- Aim
Pull each line holding "兰州市城关区东岗西路" out of the entries below.

(A block of data)
-- BEGIN --

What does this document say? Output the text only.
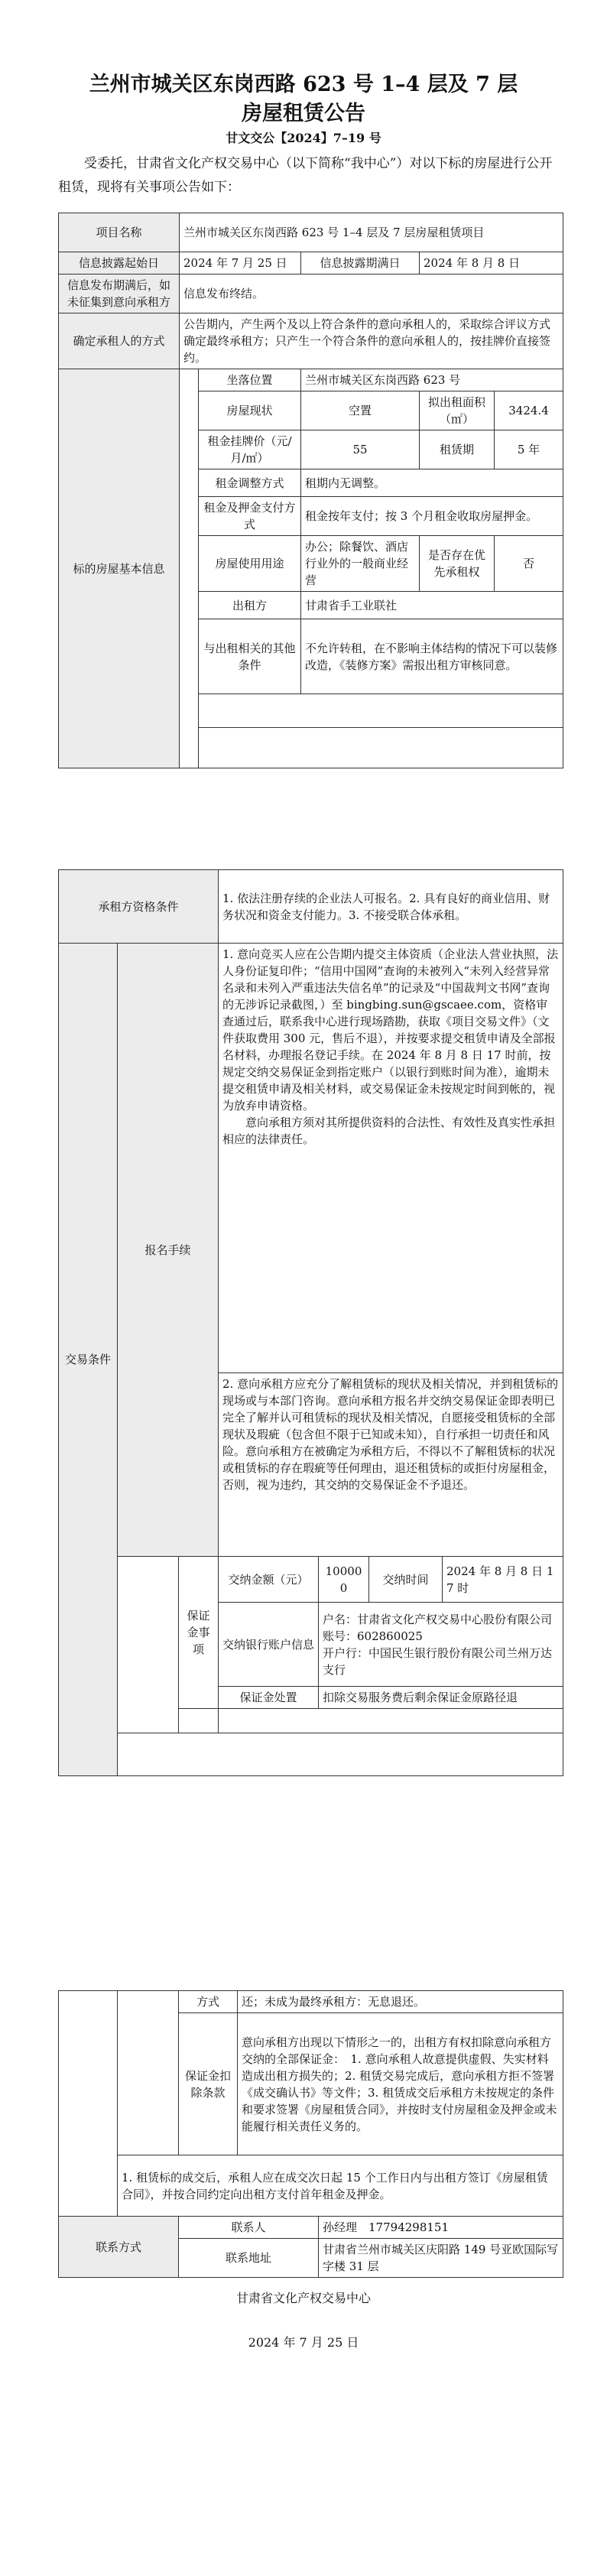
兰州市城关区东岗西路 623 号 1–4 层及 7 层
房屋租赁公告
甘文交公【2024】7–19 号
受委托，甘肃省文化产权交易中心（以下简称“我中心”）对以下标的房屋进行公开租赁，现将有关事项公告如下：
项目名称	兰州市城关区东岗西路 623 号 1–4 层及 7 层房屋租赁项目				
信息披露起始日	2024 年 7 月 25 日		信息披露期满日	2024 年 8 月 8 日	
信息发布期满后，如未征集到意向承租方	信息发布终结。				
确定承租人的方式	公告期内，产生两个及以上符合条件的意向承租人的，采取综合评议方式确定最终承租方；只产生一个符合条件的意向承租人的，按挂牌价直接签约。				
标的房屋基本信息		坐落位置	兰州市城关区东岗西路 623 号		
		房屋现状	空置	拟出租面积（㎡）	3424.4
		租金挂牌价（元/月/㎡）	55	租赁期	5 年
		租金调整方式	租期内无调整。		
		租金及押金支付方式	租金按年支付；按 3 个月租金收取房屋押金。		
		房屋使用用途	办公；除餐饮、酒店行业外的一般商业经营	是否存在优先承租权	否
		出租方	甘肃省手工业联社		
		与出租相关的其他条件	不允许转租，在不影响主体结构的情况下可以装修改造，《装修方案》需报出租方审核同意。		

承租方资格条件			1. 依法注册存续的企业法人可报名。2. 具有良好的商业信用、财务状况和资金支付能力。3. 不接受联合体承租。			
交易条件	报名手续		1. 意向竞买人应在公告期内提交主体资质（企业法人营业执照，法人身份证复印件；“信用中国网”查询的未被列入“未列入经营异常名录和未列入严重违法失信名单”的记录及“中国裁判文书网”查询的无涉诉记录截图，）至 bingbing.sun@gscaee.com，资格审查通过后，联系我中心进行现场踏勘，获取《项目交易文件》（文件获取费用 300 元，售后不退），并按要求提交租赁申请及全部报名材料，办理报名登记手续。在 2024 年 8 月 8 日 17 时前，按规定交纳交易保证金到指定账户（以银行到账时间为准），逾期未提交租赁申请及相关材料，或交易保证金未按规定时间到帐的，视为放弃申请资格。
意向承租方须对其所提供资料的合法性、有效性及真实性承担相应的法律责任。			

			2. 意向承租方应充分了解租赁标的现状及相关情况，并到租赁标的现场或与本部门咨询。意向承租方报名并交纳交易保证金即表明已完全了解并认可租赁标的现状及相关情况，自愿接受租赁标的全部现状及瑕疵（包含但不限于已知或未知），自行承担一切责任和风险。意向承租方在被确定为承租方后，不得以不了解租赁标的状况或租赁标的存在瑕疵等任何理由，退还租赁标的或拒付房屋租金，否则，视为违约，其交纳的交易保证金不予退还。			
		保证金事项	交纳金额（元）	100000	交纳时间	2024 年 8 月 8 日 17 时
			交纳银行账户信息	户名：甘肃省文化产权交易中心股份有限公司
账号：602860025
开户行：中国民生银行股份有限公司兰州万达支行		

			保证金处置	扣除交易服务费后剩余保证金原路径退		

		方式	还；未成为最终承租方：无息退还。	
		保证金扣除条款	意向承租方出现以下情形之一的，出租方有权扣除意向承租方交纳的全部保证金：　1. 意向承租人故意提供虚假、失实材料造成出租方损失的；2. 租赁交易完成后，意向承租方拒不签署《成交确认书》等文件；3. 租赁成交后承租方未按规定的条件和要求签署《房屋租赁合同》，并按时支付房屋租金及押金或未能履行相关责任义务的。	
	1. 租赁标的成交后，承租人应在成交次日起 15 个工作日内与出租方签订《房屋租赁合同》，并按合同约定向出租方支付首年租金及押金。			
联系方式		联系人		孙经理　17794298151
		联系地址		甘肃省兰州市城关区庆阳路 149 号亚欧国际写字楼 31 层
甘肃省文化产权交易中心
2024 年 7 月 25 日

-- END --

- Task result
兰州市城关区东岗西路 623 号 1–4 层及 7 层
项目名称	兰州市城关区东岗西路 623 号 1–4 层及 7 层房屋租赁项目				
标的房屋基本信息		坐落位置	兰州市城关区东岗西路 623 号		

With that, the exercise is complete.